(Saved entries)
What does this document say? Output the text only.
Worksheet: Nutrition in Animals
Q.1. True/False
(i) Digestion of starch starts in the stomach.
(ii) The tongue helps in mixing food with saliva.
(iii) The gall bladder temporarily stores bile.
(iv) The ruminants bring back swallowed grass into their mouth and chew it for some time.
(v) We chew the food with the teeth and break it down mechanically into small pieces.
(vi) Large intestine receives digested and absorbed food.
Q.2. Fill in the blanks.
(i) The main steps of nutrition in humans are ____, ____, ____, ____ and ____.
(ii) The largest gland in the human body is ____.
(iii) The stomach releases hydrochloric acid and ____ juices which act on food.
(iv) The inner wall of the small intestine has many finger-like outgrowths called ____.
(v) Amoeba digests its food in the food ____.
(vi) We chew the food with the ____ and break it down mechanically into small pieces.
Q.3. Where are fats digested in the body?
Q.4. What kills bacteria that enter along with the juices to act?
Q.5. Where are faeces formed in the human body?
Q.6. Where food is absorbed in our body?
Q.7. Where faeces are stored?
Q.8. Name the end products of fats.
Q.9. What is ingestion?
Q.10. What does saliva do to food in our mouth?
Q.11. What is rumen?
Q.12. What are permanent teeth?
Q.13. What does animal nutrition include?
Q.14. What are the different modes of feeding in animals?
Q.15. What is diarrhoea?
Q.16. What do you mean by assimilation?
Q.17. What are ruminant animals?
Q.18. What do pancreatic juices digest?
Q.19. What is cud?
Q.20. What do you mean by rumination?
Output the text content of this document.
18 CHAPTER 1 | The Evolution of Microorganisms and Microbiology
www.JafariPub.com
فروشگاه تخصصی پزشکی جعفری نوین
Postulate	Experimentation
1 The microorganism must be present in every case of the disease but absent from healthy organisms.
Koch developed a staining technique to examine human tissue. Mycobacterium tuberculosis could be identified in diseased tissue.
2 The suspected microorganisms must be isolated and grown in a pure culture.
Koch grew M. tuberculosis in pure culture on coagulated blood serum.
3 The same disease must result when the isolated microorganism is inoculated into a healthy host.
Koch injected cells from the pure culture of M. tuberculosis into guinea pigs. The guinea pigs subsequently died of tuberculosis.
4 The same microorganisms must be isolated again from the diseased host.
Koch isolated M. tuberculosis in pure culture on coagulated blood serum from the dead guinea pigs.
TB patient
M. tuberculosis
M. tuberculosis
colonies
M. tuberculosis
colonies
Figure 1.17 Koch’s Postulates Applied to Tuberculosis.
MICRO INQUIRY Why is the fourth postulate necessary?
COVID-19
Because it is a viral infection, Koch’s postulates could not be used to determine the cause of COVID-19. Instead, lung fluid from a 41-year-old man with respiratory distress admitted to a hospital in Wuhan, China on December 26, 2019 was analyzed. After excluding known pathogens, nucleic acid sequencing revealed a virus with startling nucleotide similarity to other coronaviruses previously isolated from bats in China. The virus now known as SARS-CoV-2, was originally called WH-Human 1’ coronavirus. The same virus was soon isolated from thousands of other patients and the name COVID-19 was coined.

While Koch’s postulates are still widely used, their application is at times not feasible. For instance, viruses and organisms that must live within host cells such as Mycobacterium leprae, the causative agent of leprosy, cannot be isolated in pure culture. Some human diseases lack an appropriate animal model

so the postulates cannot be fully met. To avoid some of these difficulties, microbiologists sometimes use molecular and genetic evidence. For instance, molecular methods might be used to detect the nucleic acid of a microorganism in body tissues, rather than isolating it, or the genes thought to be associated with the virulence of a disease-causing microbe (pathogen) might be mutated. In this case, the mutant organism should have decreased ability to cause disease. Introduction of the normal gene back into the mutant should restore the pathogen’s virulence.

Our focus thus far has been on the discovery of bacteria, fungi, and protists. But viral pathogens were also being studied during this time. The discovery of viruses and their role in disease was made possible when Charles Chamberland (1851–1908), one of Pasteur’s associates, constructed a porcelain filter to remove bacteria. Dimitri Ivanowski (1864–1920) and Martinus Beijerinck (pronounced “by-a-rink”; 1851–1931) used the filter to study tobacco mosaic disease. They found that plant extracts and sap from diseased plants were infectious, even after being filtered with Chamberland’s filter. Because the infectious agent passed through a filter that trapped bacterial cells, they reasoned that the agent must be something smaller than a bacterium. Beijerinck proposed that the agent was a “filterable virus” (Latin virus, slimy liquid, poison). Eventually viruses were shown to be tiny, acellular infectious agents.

◆ **TASK OBJECTIVE**: Please report every line of the records above that contains the word "document".

◆ **THE COMPLETED TASK**:
What does this document say? Output the text only.
Output the text content of this document.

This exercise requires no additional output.